Print each of the entries exactly, leaving nothing out.

— start of SUPPLIED DATA —

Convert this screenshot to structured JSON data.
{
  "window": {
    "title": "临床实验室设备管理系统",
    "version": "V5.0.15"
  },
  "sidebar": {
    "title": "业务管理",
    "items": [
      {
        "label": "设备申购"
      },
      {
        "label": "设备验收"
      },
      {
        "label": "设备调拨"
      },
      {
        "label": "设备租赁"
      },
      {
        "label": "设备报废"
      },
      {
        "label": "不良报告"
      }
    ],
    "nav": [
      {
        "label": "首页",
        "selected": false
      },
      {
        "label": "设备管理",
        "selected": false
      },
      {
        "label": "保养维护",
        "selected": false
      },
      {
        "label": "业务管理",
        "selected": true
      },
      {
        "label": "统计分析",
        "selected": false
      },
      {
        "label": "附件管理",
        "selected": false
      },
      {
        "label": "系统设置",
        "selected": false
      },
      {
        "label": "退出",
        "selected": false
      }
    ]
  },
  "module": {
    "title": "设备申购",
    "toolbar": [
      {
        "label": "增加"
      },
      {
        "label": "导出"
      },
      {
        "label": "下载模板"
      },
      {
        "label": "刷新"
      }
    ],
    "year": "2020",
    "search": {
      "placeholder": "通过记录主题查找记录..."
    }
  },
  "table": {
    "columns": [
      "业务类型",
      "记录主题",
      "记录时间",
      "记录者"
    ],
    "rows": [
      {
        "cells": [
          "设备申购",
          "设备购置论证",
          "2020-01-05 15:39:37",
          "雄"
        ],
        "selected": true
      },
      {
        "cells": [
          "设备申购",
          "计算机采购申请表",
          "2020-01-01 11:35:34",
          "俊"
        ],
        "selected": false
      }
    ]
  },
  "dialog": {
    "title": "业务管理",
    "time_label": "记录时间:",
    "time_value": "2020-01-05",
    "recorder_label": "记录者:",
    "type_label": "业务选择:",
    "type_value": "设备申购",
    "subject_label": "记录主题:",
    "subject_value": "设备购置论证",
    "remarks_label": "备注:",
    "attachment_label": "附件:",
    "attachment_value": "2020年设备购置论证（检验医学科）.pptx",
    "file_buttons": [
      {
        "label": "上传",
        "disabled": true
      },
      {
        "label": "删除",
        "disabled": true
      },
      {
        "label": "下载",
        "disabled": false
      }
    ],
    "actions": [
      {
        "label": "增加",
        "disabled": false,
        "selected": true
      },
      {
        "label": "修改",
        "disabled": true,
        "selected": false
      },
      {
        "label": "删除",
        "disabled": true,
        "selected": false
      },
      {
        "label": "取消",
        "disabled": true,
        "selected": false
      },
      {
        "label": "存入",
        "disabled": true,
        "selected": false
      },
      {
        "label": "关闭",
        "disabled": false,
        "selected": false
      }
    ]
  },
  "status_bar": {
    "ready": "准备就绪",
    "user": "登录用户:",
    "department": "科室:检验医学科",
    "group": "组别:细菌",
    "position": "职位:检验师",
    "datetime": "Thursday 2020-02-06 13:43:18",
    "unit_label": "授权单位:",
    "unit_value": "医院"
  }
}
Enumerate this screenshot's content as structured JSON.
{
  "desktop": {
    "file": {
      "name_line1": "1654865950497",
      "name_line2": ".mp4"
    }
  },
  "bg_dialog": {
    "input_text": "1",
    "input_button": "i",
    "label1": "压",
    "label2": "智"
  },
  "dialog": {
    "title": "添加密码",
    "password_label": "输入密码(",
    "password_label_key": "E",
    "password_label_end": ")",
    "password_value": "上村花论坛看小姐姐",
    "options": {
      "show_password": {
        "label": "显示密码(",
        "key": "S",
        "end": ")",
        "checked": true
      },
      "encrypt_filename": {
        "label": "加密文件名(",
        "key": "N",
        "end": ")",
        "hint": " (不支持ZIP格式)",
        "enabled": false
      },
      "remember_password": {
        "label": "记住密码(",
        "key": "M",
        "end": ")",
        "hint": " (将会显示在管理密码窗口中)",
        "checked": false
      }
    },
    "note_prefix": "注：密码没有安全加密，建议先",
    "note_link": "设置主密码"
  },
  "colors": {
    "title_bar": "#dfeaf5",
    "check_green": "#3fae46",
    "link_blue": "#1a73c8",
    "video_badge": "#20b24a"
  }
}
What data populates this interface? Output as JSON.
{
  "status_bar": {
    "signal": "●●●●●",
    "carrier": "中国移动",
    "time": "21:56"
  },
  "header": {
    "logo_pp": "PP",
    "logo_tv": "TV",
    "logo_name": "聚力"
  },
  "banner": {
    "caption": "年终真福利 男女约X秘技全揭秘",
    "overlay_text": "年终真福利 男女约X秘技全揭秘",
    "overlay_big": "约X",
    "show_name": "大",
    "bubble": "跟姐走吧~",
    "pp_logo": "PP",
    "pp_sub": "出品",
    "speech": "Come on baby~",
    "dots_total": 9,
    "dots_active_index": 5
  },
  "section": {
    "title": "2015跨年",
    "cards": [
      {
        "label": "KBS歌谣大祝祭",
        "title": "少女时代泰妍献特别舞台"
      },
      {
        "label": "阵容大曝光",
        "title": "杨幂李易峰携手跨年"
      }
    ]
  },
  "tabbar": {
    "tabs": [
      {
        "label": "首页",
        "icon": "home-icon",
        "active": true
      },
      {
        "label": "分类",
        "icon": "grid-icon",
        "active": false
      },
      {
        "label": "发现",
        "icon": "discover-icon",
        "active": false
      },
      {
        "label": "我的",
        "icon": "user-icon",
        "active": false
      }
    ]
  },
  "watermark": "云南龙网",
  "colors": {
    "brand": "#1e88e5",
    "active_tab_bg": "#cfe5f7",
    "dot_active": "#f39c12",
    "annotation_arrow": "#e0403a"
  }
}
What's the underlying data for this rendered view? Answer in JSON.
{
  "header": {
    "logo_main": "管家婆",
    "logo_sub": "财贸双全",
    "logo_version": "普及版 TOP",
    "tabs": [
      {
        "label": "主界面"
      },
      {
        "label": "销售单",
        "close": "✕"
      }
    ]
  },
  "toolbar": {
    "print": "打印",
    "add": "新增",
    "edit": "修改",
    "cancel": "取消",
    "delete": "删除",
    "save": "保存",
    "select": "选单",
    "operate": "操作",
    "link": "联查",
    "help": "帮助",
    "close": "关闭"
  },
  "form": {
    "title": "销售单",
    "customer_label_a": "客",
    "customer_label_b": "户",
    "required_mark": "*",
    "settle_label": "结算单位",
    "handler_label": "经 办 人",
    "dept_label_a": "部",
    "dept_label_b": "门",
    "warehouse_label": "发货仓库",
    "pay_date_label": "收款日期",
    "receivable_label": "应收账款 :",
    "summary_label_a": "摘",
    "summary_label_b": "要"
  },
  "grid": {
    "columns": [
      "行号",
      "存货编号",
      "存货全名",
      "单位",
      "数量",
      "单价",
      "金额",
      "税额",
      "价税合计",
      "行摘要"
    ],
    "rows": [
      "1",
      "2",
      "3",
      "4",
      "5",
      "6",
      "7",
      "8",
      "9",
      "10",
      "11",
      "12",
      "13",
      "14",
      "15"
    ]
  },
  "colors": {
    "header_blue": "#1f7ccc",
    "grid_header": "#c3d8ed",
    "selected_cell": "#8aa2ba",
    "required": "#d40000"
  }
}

— end of SUPPLIED DATA —

EXERCISE SOLUTION:
Convert this screenshot to structured JSON data.
{
  "window": {
    "title": "临床实验室设备管理系统",
    "version": "V5.0.15"
  },
  "sidebar": {
    "title": "业务管理",
    "items": [
      {
        "label": "设备申购"
      },
      {
        "label": "设备验收"
      },
      {
        "label": "设备调拨"
      },
      {
        "label": "设备租赁"
      },
      {
        "label": "设备报废"
      },
      {
        "label": "不良报告"
      }
    ],
    "nav": [
      {
        "label": "首页",
        "selected": false
      },
      {
        "label": "设备管理",
        "selected": false
      },
      {
        "label": "保养维护",
        "selected": false
      },
      {
        "label": "业务管理",
        "selected": true
      },
      {
        "label": "统计分析",
        "selected": false
      },
      {
        "label": "附件管理",
        "selected": false
      },
      {
        "label": "系统设置",
        "selected": false
      },
      {
        "label": "退出",
        "selected": false
      }
    ]
  },
  "module": {
    "title": "设备申购",
    "toolbar": [
      {
        "label": "增加"
      },
      {
        "label": "导出"
      },
      {
        "label": "下载模板"
      },
      {
        "label": "刷新"
      }
    ],
    "year": "2020",
    "search": {
      "placeholder": "通过记录主题查找记录..."
    }
  },
  "table": {
    "columns": [
      "业务类型",
      "记录主题",
      "记录时间",
      "记录者"
    ],
    "rows": [
      {
        "cells": [
          "设备申购",
          "设备购置论证",
          "2020-01-05 15:39:37",
          "雄"
        ],
        "selected": true
      },
      {
        "cells": [
          "设备申购",
          "计算机采购申请表",
          "2020-01-01 11:35:34",
          "俊"
        ],
        "selected": false
      }
    ]
  },
  "dialog": {
    "title": "业务管理",
    "time_label": "记录时间:",
    "time_value": "2020-01-05",
    "recorder_label": "记录者:",
    "type_label": "业务选择:",
    "type_value": "设备申购",
    "subject_label": "记录主题:",
    "subject_value": "设备购置论证",
    "remarks_label": "备注:",
    "attachment_label": "附件:",
    "attachment_value": "2020年设备购置论证（检验医学科）.pptx",
    "file_buttons": [
      {
        "label": "上传",
        "disabled": true
      },
      {
        "label": "删除",
        "disabled": true
      },
      {
        "label": "下载",
        "disabled": false
      }
    ],
    "actions": [
      {
        "label": "增加",
        "disabled": false,
        "selected": true
      },
      {
        "label": "修改",
        "disabled": true,
        "selected": false
      },
      {
        "label": "删除",
        "disabled": true,
        "selected": false
      },
      {
        "label": "取消",
        "disabled": true,
        "selected": false
      },
      {
        "label": "存入",
        "disabled": true,
        "selected": false
      },
      {
        "label": "关闭",
        "disabled": false,
        "selected": false
      }
    ]
  },
  "status_bar": {
    "ready": "准备就绪",
    "user": "登录用户:",
    "department": "科室:检验医学科",
    "group": "组别:细菌",
    "position": "职位:检验师",
    "datetime": "Thursday 2020-02-06 13:43:18",
    "unit_label": "授权单位:",
    "unit_value": "医院"
  }
}
Enumerate this screenshot's content as structured JSON.
{
  "desktop": {
    "file": {
      "name_line1": "1654865950497",
      "name_line2": ".mp4"
    }
  },
  "bg_dialog": {
    "input_text": "1",
    "input_button": "i",
    "label1": "压",
    "label2": "智"
  },
  "dialog": {
    "title": "添加密码",
    "password_label": "输入密码(",
    "password_label_key": "E",
    "password_label_end": ")",
    "password_value": "上村花论坛看小姐姐",
    "options": {
      "show_password": {
        "label": "显示密码(",
        "key": "S",
        "end": ")",
        "checked": true
      },
      "encrypt_filename": {
        "label": "加密文件名(",
        "key": "N",
        "end": ")",
        "hint": " (不支持ZIP格式)",
        "enabled": false
      },
      "remember_password": {
        "label": "记住密码(",
        "key": "M",
        "end": ")",
        "hint": " (将会显示在管理密码窗口中)",
        "checked": false
      }
    },
    "note_prefix": "注：密码没有安全加密，建议先",
    "note_link": "设置主密码"
  },
  "colors": {
    "title_bar": "#dfeaf5",
    "check_green": "#3fae46",
    "link_blue": "#1a73c8",
    "video_badge": "#20b24a"
  }
}
What data populates this interface? Output as JSON.
{
  "status_bar": {
    "signal": "●●●●●",
    "carrier": "中国移动",
    "time": "21:56"
  },
  "header": {
    "logo_pp": "PP",
    "logo_tv": "TV",
    "logo_name": "聚力"
  },
  "banner": {
    "caption": "年终真福利 男女约X秘技全揭秘",
    "overlay_text": "年终真福利 男女约X秘技全揭秘",
    "overlay_big": "约X",
    "show_name": "大",
    "bubble": "跟姐走吧~",
    "pp_logo": "PP",
    "pp_sub": "出品",
    "speech": "Come on baby~",
    "dots_total": 9,
    "dots_active_index": 5
  },
  "section": {
    "title": "2015跨年",
    "cards": [
      {
        "label": "KBS歌谣大祝祭",
        "title": "少女时代泰妍献特别舞台"
      },
      {
        "label": "阵容大曝光",
        "title": "杨幂李易峰携手跨年"
      }
    ]
  },
  "tabbar": {
    "tabs": [
      {
        "label": "首页",
        "icon": "home-icon",
        "active": true
      },
      {
        "label": "分类",
        "icon": "grid-icon",
        "active": false
      },
      {
        "label": "发现",
        "icon": "discover-icon",
        "active": false
      },
      {
        "label": "我的",
        "icon": "user-icon",
        "active": false
      }
    ]
  },
  "watermark": "云南龙网",
  "colors": {
    "brand": "#1e88e5",
    "active_tab_bg": "#cfe5f7",
    "dot_active": "#f39c12",
    "annotation_arrow": "#e0403a"
  }
}
What's the underlying data for this rendered view? Answer in JSON.
{
  "header": {
    "logo_main": "管家婆",
    "logo_sub": "财贸双全",
    "logo_version": "普及版 TOP",
    "tabs": [
      {
        "label": "主界面"
      },
      {
        "label": "销售单",
        "close": "✕"
      }
    ]
  },
  "toolbar": {
    "print": "打印",
    "add": "新增",
    "edit": "修改",
    "cancel": "取消",
    "delete": "删除",
    "save": "保存",
    "select": "选单",
    "operate": "操作",
    "link": "联查",
    "help": "帮助",
    "close": "关闭"
  },
  "form": {
    "title": "销售单",
    "customer_label_a": "客",
    "customer_label_b": "户",
    "required_mark": "*",
    "settle_label": "结算单位",
    "handler_label": "经 办 人",
    "dept_label_a": "部",
    "dept_label_b": "门",
    "warehouse_label": "发货仓库",
    "pay_date_label": "收款日期",
    "receivable_label": "应收账款 :",
    "summary_label_a": "摘",
    "summary_label_b": "要"
  },
  "grid": {
    "columns": [
      "行号",
      "存货编号",
      "存货全名",
      "单位",
      "数量",
      "单价",
      "金额",
      "税额",
      "价税合计",
      "行摘要"
    ],
    "rows": [
      "1",
      "2",
      "3",
      "4",
      "5",
      "6",
      "7",
      "8",
      "9",
      "10",
      "11",
      "12",
      "13",
      "14",
      "15"
    ]
  },
  "colors": {
    "header_blue": "#1f7ccc",
    "grid_header": "#c3d8ed",
    "selected_cell": "#8aa2ba",
    "required": "#d40000"
  }
}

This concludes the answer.